*RECORDS SUPPLIED*.
START

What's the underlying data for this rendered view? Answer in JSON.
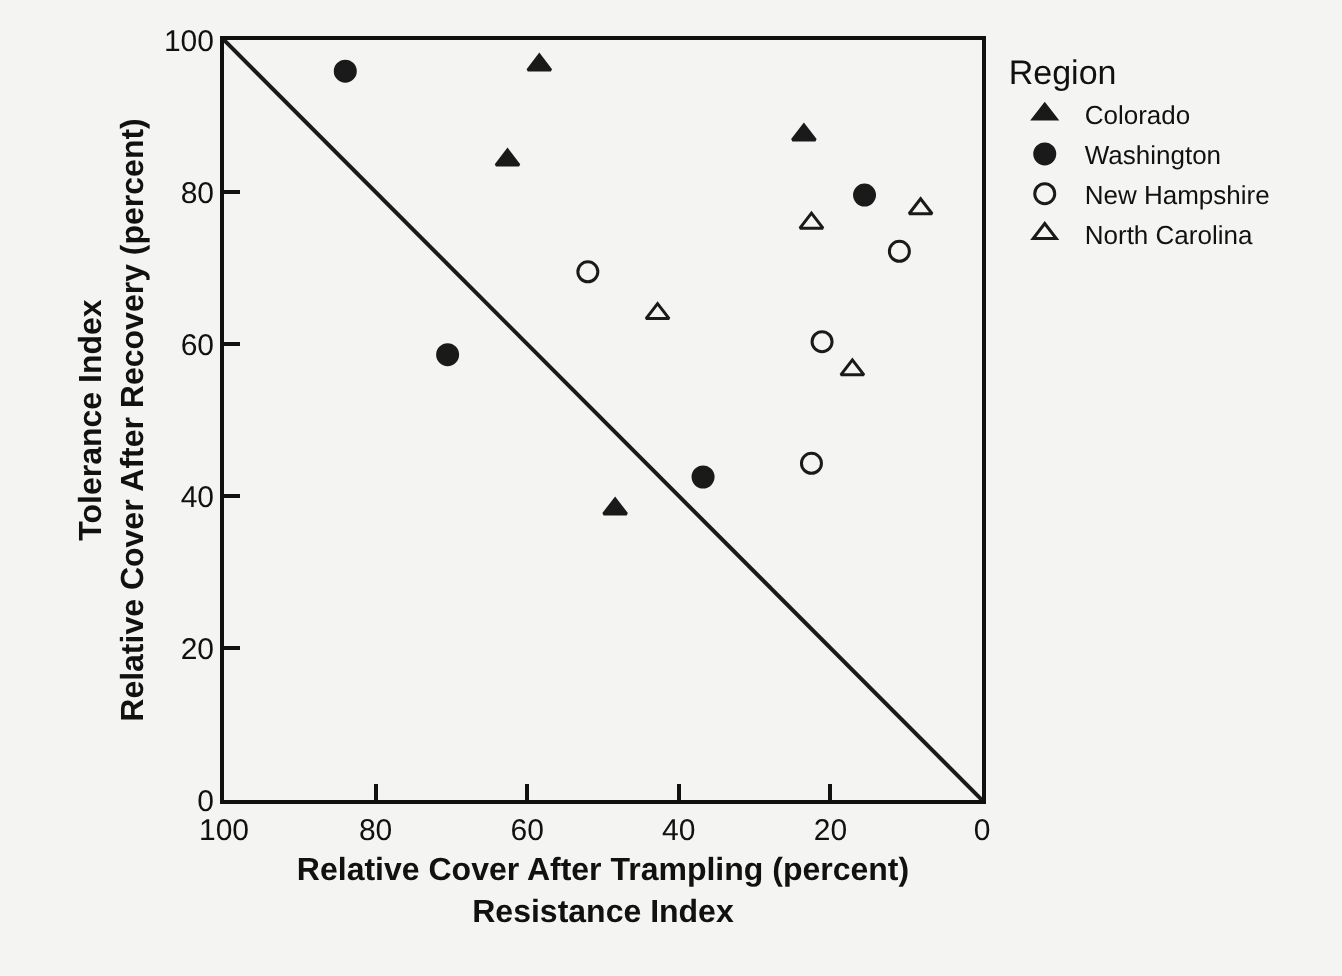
{
  "chart_data": {
    "type": "scatter",
    "xlabel": "Relative Cover After Trampling (percent)\nResistance Index",
    "ylabel": "Tolerance Index\nRelative Cover After Recovery (percent)",
    "legend_title": "Region",
    "series": [
      {
        "name": "Colorado",
        "color": "#1a1a1a",
        "marker": "triangle",
        "x": [
          58.4,
          62.6,
          23.5,
          48.4
        ],
        "values": [
          96.7,
          84.2,
          87.5,
          38.3
        ]
      },
      {
        "name": "Washington",
        "color": "#1a1a1a",
        "marker": "circle",
        "x": [
          84.0,
          70.5,
          36.8,
          15.5
        ],
        "values": [
          95.9,
          58.6,
          42.5,
          79.6
        ]
      },
      {
        "name": "New Hampshire",
        "color": "#1a1a1a",
        "marker": "circle-open",
        "x": [
          52.0,
          21.1,
          22.5,
          10.9
        ],
        "values": [
          69.5,
          60.3,
          44.3,
          72.2
        ]
      },
      {
        "name": "North Carolina",
        "color": "#1a1a1a",
        "marker": "triangle-open",
        "x": [
          22.5,
          42.8,
          17.1,
          8.1
        ],
        "values": [
          75.9,
          64.0,
          56.6,
          77.8
        ]
      },
      {
        "type": "line",
        "color": "#1a1a1a",
        "marker": "none",
        "x": [
          100,
          0
        ],
        "values": [
          100,
          0
        ]
      }
    ],
    "xlim": [
      100,
      0
    ],
    "xticks": [
      100,
      80,
      60,
      40,
      20,
      0
    ],
    "ylim": [
      0,
      100
    ],
    "yticks": [
      0,
      20,
      40,
      60,
      80,
      100
    ],
    "grid": false,
    "legend": "top right"
  }
}
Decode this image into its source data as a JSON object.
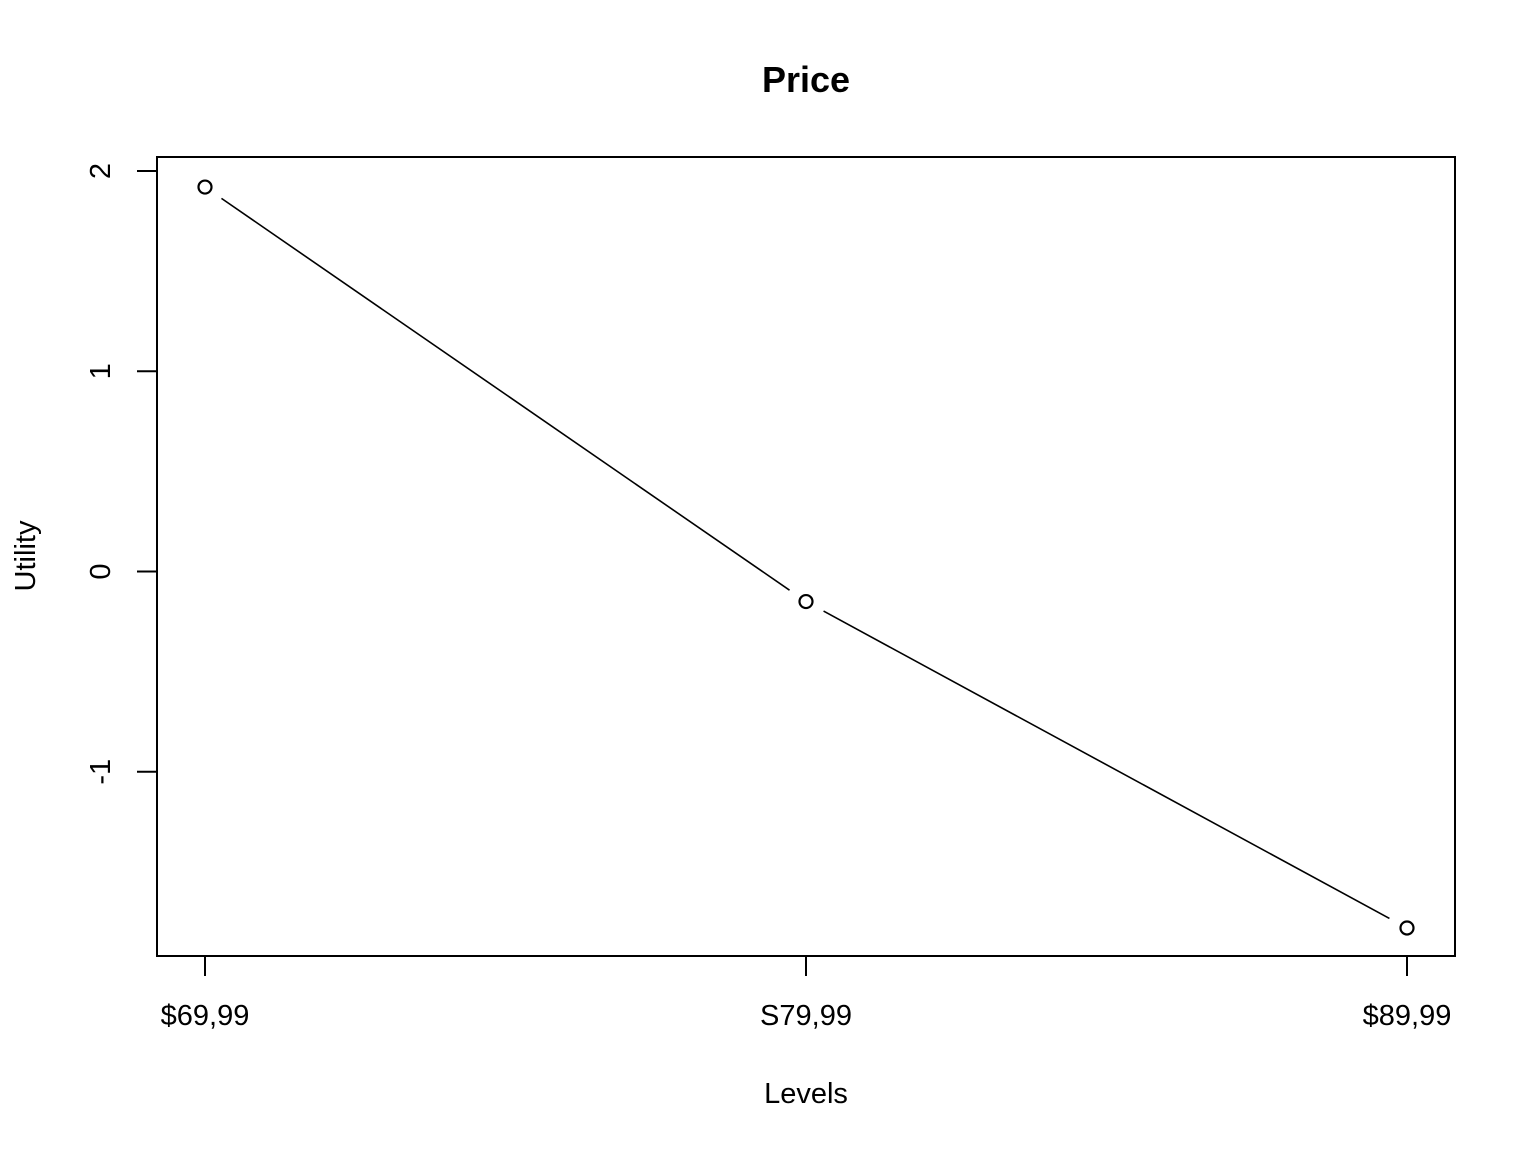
{
  "chart_data": {
    "type": "line",
    "title": "Price",
    "xlabel": "Levels",
    "ylabel": "Utility",
    "categories": [
      "$69,99",
      "S79,99",
      "$89,99"
    ],
    "series": [
      {
        "values": [
          1.92,
          -0.15,
          -1.78
        ]
      }
    ],
    "yticks": [
      -1,
      0,
      1,
      2
    ],
    "ytick_labels": [
      "-1",
      "0",
      "1",
      "2"
    ],
    "ylim": [
      -1.92,
      2.07
    ],
    "grid": false,
    "legend": "none",
    "marker": "open-circle",
    "colors": {
      "line": "#000000",
      "marker_fill": "#ffffff",
      "background": "#ffffff"
    }
  }
}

END

*PROBLEM STATEMENT*. Show all lines from the records above where the word "ylabel" occurs.

*ANSWER TO THIS PROBLEM*.
    "ylabel": "Tolerance Index\nRelative Cover After Recovery (percent)",
    "ylabel": "Utility",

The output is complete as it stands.